### WHAT TO PRODUCE
Leaving out all images, write out the records that follow exactly.

### RECORDS PROVIDED
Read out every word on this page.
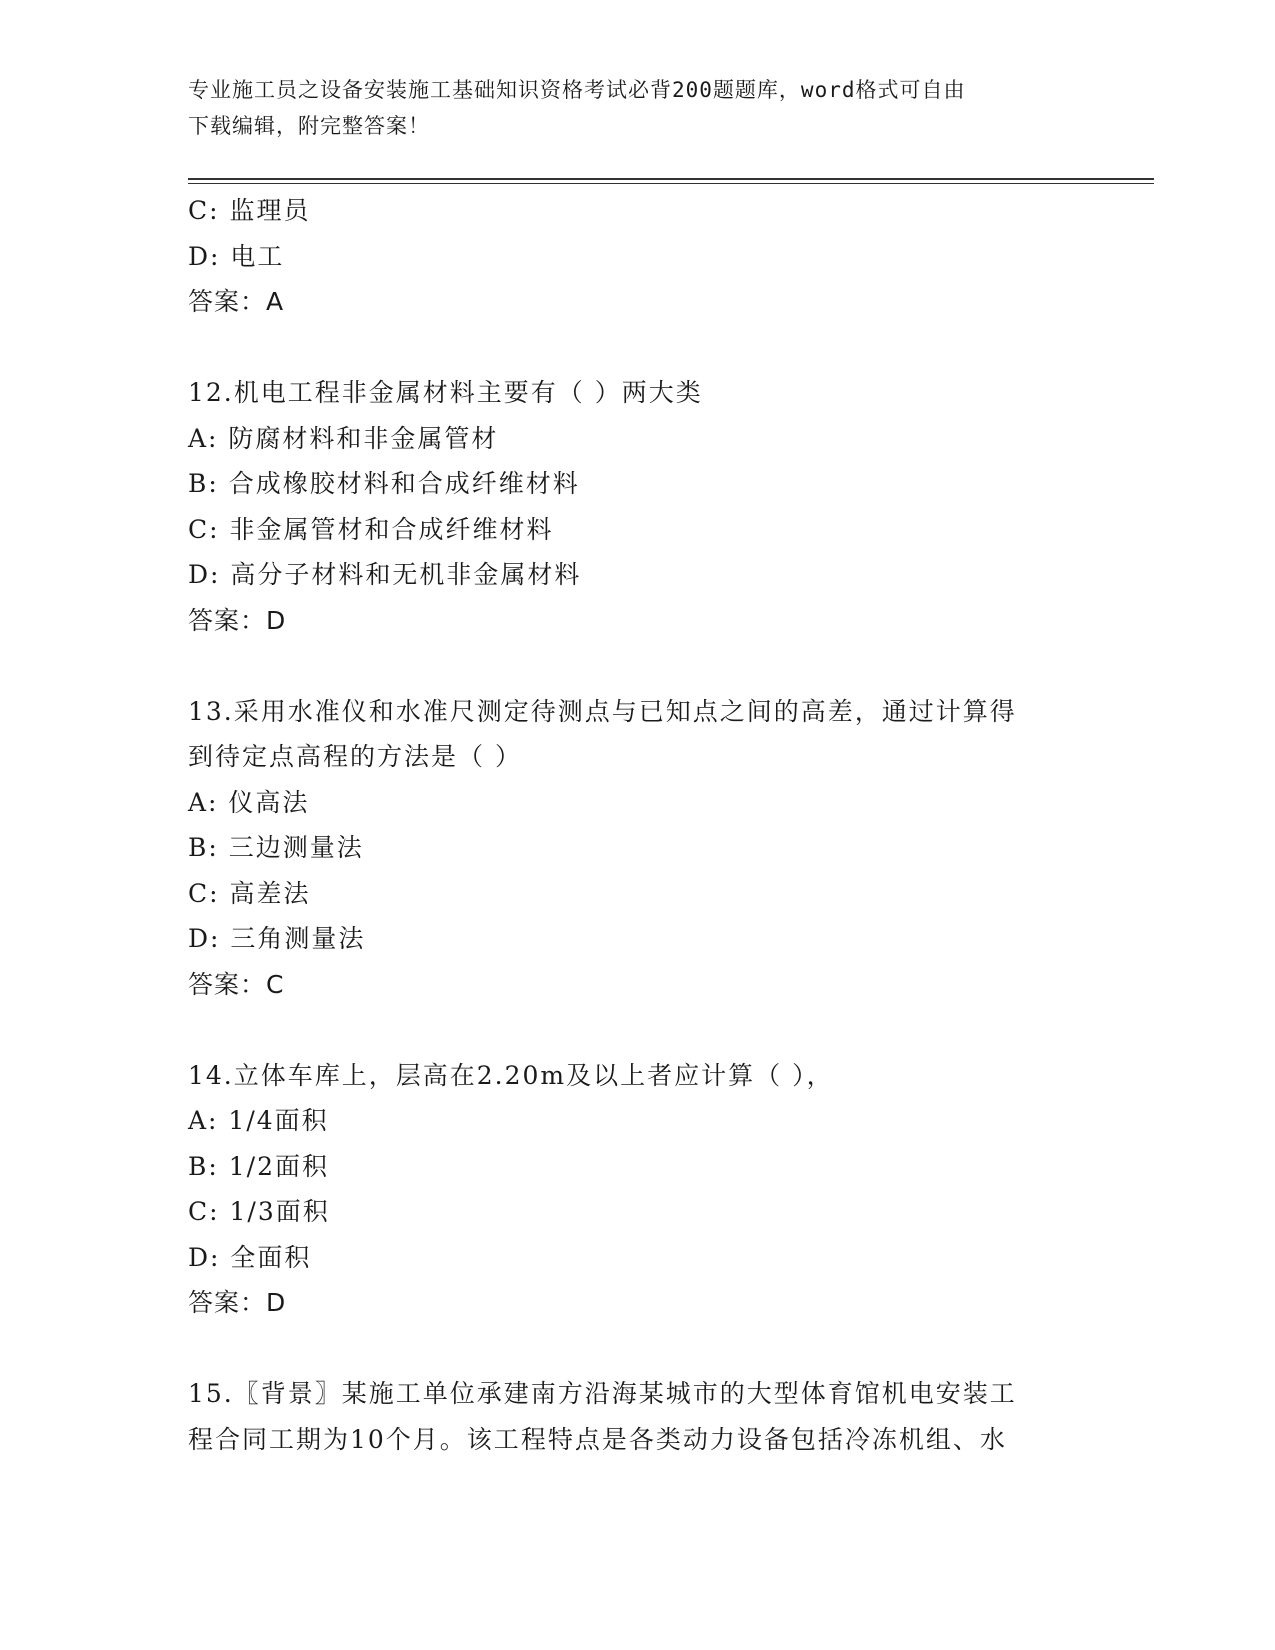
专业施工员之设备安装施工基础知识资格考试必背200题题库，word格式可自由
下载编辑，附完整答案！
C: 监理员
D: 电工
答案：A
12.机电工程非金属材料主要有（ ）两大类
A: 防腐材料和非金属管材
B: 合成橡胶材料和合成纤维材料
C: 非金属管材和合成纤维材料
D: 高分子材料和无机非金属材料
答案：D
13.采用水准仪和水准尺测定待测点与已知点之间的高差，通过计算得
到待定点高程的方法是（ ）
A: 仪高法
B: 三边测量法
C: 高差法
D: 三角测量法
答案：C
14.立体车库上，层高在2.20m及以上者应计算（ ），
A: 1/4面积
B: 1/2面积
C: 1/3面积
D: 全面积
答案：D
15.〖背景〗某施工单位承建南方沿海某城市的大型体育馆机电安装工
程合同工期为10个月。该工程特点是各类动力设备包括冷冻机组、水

### TASK OUTPUT
Read out every word on this page.
专业施工员之设备安装施工基础知识资格考试必背200题题库，word格式可自由
下载编辑，附完整答案！
C: 监理员
D: 电工
答案：A
12.机电工程非金属材料主要有（ ）两大类
A: 防腐材料和非金属管材
B: 合成橡胶材料和合成纤维材料
C: 非金属管材和合成纤维材料
D: 高分子材料和无机非金属材料
答案：D
13.采用水准仪和水准尺测定待测点与已知点之间的高差，通过计算得
到待定点高程的方法是（ ）
A: 仪高法
B: 三边测量法
C: 高差法
D: 三角测量法
答案：C
14.立体车库上，层高在2.20m及以上者应计算（ ），
A: 1/4面积
B: 1/2面积
C: 1/3面积
D: 全面积
答案：D
15.〖背景〗某施工单位承建南方沿海某城市的大型体育馆机电安装工
程合同工期为10个月。该工程特点是各类动力设备包括冷冻机组、水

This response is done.